Anche se fa seguito a frequenti dialoghi bilaterali, la telefonata di ieri ha assunto un rilievo particolare per l’assoluta peculiarità del periodo in cui si colloca; anzi, per essere chiari è la criticità del contesto globale a rendere opportuna e auspicata la ripresa di un dialogo diretto tra i leader delle due super potenze, che determinano ormai le sorti del Pianeta.

Mai come in questi mesi abbiamo infatti assistito a focolai di tensione e guerre (per il momento locali) che rischiano di avere un impatto globale: basti pensare al conflitto permanente in Siria, la (quasi) guerra civile in Libia, le tensioni (nucleari) con l’Iran, e più in generale di tutto il medio-oriente, la terribile aggressione russa dell’Ucraina e, come se non bastasse, ieri ha rifatto capolino il dittatore nord-coreano Kim Jong-un, che ha minacciato di mettere in campo azioni di deterrenza nucleare nei confronti degli USA e della Corea del Sud, accusati di mascherare un attacco bellico con una esercitazione militare (effettivamente pianificata dai due Paesi nelle prossime settimane), la prima degli ultimi quattro anni.

Insomma, stiamo vivendo un periodo di disordine (entropia) mondiale, che potrebbe sfociare in un qualcosa di drammatico come un conflitto globale.

Dati registrati ->

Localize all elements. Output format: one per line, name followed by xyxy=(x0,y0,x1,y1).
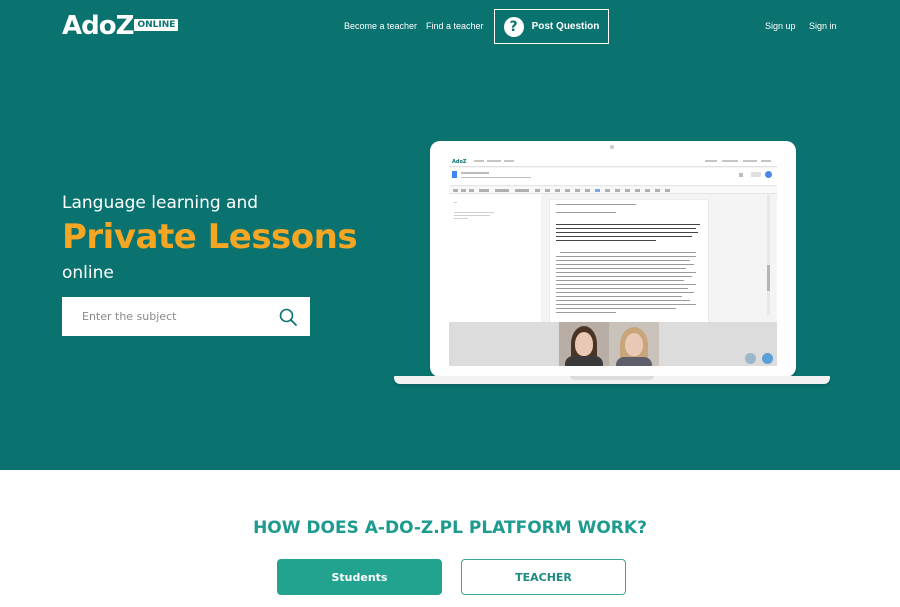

Completa quanto segue ->
A – Nel testo sulle tensioni internazionali, con quali azioni Kim Jong-un ha minacciato gli USA e la Corea del Sud?
B – Per favore, trascrivi una parte del testo sulle tensioni internazionali: parti dalle parole "Mai come in" e fermati dopo "un conflitto globale.".

Insieme delle risposte ->
A – Con azioni di deterrenza nucleare.

B –
Mai come in questi mesi abbiamo infatti assistito a focolai di tensione e guerre (per il momento locali) che rischiano di avere un impatto globale: basti pensare al conflitto permanente in Siria, la (quasi) guerra civile in Libia, le tensioni (nucleari) con l’Iran, e più in generale di tutto il medio-oriente, la terribile aggressione russa dell’Ucraina e, come se non bastasse, ieri ha rifatto capolino il dittatore nord-coreano Kim Jong-un, che ha minacciato di mettere in campo azioni di deterrenza nucleare nei confronti degli USA e della Corea del Sud, accusati di mascherare un attacco bellico con una esercitazione militare (effettivamente pianificata dai due Paesi nelle prossime settimane), la prima degli ultimi quattro anni.

Insomma, stiamo vivendo un periodo di disordine (entropia) mondiale, che potrebbe sfociare in un qualcosa di drammatico come un conflitto globale.